------ Provided records

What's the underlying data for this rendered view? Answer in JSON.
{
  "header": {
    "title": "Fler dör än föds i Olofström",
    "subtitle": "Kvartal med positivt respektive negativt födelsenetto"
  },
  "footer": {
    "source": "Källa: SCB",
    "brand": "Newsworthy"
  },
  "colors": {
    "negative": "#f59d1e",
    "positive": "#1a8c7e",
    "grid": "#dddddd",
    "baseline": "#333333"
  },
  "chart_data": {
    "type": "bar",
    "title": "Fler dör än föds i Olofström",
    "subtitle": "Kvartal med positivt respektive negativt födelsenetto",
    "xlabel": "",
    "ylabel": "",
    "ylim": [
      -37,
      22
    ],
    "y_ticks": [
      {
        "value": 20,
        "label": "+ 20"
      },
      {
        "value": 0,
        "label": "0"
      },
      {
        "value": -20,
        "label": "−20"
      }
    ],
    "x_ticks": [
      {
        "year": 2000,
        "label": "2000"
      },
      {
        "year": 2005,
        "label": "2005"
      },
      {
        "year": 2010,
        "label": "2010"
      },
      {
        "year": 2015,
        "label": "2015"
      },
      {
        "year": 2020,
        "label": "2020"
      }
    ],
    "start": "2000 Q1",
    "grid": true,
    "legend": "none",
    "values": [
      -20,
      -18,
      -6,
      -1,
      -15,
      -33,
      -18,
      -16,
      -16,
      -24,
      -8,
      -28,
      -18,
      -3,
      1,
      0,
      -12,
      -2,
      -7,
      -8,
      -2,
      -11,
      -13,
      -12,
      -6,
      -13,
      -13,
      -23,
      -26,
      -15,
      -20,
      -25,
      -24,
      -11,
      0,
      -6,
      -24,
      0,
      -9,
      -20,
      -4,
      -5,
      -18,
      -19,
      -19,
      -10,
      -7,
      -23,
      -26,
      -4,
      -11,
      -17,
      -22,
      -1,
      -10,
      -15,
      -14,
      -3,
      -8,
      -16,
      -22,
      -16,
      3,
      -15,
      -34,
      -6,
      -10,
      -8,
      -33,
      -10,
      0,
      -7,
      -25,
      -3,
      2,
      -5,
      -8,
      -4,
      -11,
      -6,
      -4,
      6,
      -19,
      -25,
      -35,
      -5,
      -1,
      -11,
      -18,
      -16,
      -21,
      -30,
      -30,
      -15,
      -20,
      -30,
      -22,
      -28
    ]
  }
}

------------

**Exercise prompt:** Print every entry exactly as written.

**The completed task:**
What's the underlying data for this rendered view? Answer in JSON.
{
  "header": {
    "title": "Fler dör än föds i Olofström",
    "subtitle": "Kvartal med positivt respektive negativt födelsenetto"
  },
  "footer": {
    "source": "Källa: SCB",
    "brand": "Newsworthy"
  },
  "colors": {
    "negative": "#f59d1e",
    "positive": "#1a8c7e",
    "grid": "#dddddd",
    "baseline": "#333333"
  },
  "chart_data": {
    "type": "bar",
    "title": "Fler dör än föds i Olofström",
    "subtitle": "Kvartal med positivt respektive negativt födelsenetto",
    "xlabel": "",
    "ylabel": "",
    "ylim": [
      -37,
      22
    ],
    "y_ticks": [
      {
        "value": 20,
        "label": "+ 20"
      },
      {
        "value": 0,
        "label": "0"
      },
      {
        "value": -20,
        "label": "−20"
      }
    ],
    "x_ticks": [
      {
        "year": 2000,
        "label": "2000"
      },
      {
        "year": 2005,
        "label": "2005"
      },
      {
        "year": 2010,
        "label": "2010"
      },
      {
        "year": 2015,
        "label": "2015"
      },
      {
        "year": 2020,
        "label": "2020"
      }
    ],
    "start": "2000 Q1",
    "grid": true,
    "legend": "none",
    "values": [
      -20,
      -18,
      -6,
      -1,
      -15,
      -33,
      -18,
      -16,
      -16,
      -24,
      -8,
      -28,
      -18,
      -3,
      1,
      0,
      -12,
      -2,
      -7,
      -8,
      -2,
      -11,
      -13,
      -12,
      -6,
      -13,
      -13,
      -23,
      -26,
      -15,
      -20,
      -25,
      -24,
      -11,
      0,
      -6,
      -24,
      0,
      -9,
      -20,
      -4,
      -5,
      -18,
      -19,
      -19,
      -10,
      -7,
      -23,
      -26,
      -4,
      -11,
      -17,
      -22,
      -1,
      -10,
      -15,
      -14,
      -3,
      -8,
      -16,
      -22,
      -16,
      3,
      -15,
      -34,
      -6,
      -10,
      -8,
      -33,
      -10,
      0,
      -7,
      -25,
      -3,
      2,
      -5,
      -8,
      -4,
      -11,
      -6,
      -4,
      6,
      -19,
      -25,
      -35,
      -5,
      -1,
      -11,
      -18,
      -16,
      -21,
      -30,
      -30,
      -15,
      -20,
      -30,
      -22,
      -28
    ]
  }
}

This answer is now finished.